- _The exercise_
Copy the records below exactly as they are written.

- _Working data_
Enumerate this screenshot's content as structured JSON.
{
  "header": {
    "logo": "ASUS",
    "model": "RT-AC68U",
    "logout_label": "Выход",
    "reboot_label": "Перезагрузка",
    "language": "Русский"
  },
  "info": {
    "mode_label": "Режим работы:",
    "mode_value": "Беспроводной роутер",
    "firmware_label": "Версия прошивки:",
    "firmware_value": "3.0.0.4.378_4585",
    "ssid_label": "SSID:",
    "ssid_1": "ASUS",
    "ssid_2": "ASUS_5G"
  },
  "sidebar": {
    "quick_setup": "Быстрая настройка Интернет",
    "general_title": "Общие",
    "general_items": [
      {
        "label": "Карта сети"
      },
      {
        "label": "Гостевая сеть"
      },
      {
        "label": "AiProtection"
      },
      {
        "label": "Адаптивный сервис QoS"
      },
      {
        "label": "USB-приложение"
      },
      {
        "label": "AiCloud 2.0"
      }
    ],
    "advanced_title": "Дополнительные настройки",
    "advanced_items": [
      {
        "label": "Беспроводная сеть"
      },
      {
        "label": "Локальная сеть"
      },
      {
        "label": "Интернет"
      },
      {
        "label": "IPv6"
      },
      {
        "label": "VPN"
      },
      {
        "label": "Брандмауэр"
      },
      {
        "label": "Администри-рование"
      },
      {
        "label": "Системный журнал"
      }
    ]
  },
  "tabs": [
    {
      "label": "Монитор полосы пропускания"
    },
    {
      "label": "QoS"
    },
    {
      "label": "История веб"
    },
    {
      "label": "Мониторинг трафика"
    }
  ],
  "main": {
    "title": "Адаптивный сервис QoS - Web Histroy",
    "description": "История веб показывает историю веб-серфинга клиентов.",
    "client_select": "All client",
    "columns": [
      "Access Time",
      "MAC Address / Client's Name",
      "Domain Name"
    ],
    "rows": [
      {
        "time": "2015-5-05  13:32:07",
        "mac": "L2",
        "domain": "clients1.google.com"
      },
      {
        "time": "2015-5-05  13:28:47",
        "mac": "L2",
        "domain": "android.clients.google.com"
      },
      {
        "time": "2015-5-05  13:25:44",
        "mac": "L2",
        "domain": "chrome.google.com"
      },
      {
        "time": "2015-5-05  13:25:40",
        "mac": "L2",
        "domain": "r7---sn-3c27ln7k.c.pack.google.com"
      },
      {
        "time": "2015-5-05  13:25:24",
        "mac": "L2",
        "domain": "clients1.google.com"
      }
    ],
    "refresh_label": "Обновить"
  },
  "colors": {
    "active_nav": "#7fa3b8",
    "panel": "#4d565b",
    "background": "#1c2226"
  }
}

- _Reply to the exercise_
Enumerate this screenshot's content as structured JSON.
{
  "header": {
    "logo": "ASUS",
    "model": "RT-AC68U",
    "logout_label": "Выход",
    "reboot_label": "Перезагрузка",
    "language": "Русский"
  },
  "info": {
    "mode_label": "Режим работы:",
    "mode_value": "Беспроводной роутер",
    "firmware_label": "Версия прошивки:",
    "firmware_value": "3.0.0.4.378_4585",
    "ssid_label": "SSID:",
    "ssid_1": "ASUS",
    "ssid_2": "ASUS_5G"
  },
  "sidebar": {
    "quick_setup": "Быстрая настройка Интернет",
    "general_title": "Общие",
    "general_items": [
      {
        "label": "Карта сети"
      },
      {
        "label": "Гостевая сеть"
      },
      {
        "label": "AiProtection"
      },
      {
        "label": "Адаптивный сервис QoS"
      },
      {
        "label": "USB-приложение"
      },
      {
        "label": "AiCloud 2.0"
      }
    ],
    "advanced_title": "Дополнительные настройки",
    "advanced_items": [
      {
        "label": "Беспроводная сеть"
      },
      {
        "label": "Локальная сеть"
      },
      {
        "label": "Интернет"
      },
      {
        "label": "IPv6"
      },
      {
        "label": "VPN"
      },
      {
        "label": "Брандмауэр"
      },
      {
        "label": "Администри-рование"
      },
      {
        "label": "Системный журнал"
      }
    ]
  },
  "tabs": [
    {
      "label": "Монитор полосы пропускания"
    },
    {
      "label": "QoS"
    },
    {
      "label": "История веб"
    },
    {
      "label": "Мониторинг трафика"
    }
  ],
  "main": {
    "title": "Адаптивный сервис QoS - Web Histroy",
    "description": "История веб показывает историю веб-серфинга клиентов.",
    "client_select": "All client",
    "columns": [
      "Access Time",
      "MAC Address / Client's Name",
      "Domain Name"
    ],
    "rows": [
      {
        "time": "2015-5-05  13:32:07",
        "mac": "L2",
        "domain": "clients1.google.com"
      },
      {
        "time": "2015-5-05  13:28:47",
        "mac": "L2",
        "domain": "android.clients.google.com"
      },
      {
        "time": "2015-5-05  13:25:44",
        "mac": "L2",
        "domain": "chrome.google.com"
      },
      {
        "time": "2015-5-05  13:25:40",
        "mac": "L2",
        "domain": "r7---sn-3c27ln7k.c.pack.google.com"
      },
      {
        "time": "2015-5-05  13:25:24",
        "mac": "L2",
        "domain": "clients1.google.com"
      }
    ],
    "refresh_label": "Обновить"
  },
  "colors": {
    "active_nav": "#7fa3b8",
    "panel": "#4d565b",
    "background": "#1c2226"
  }
}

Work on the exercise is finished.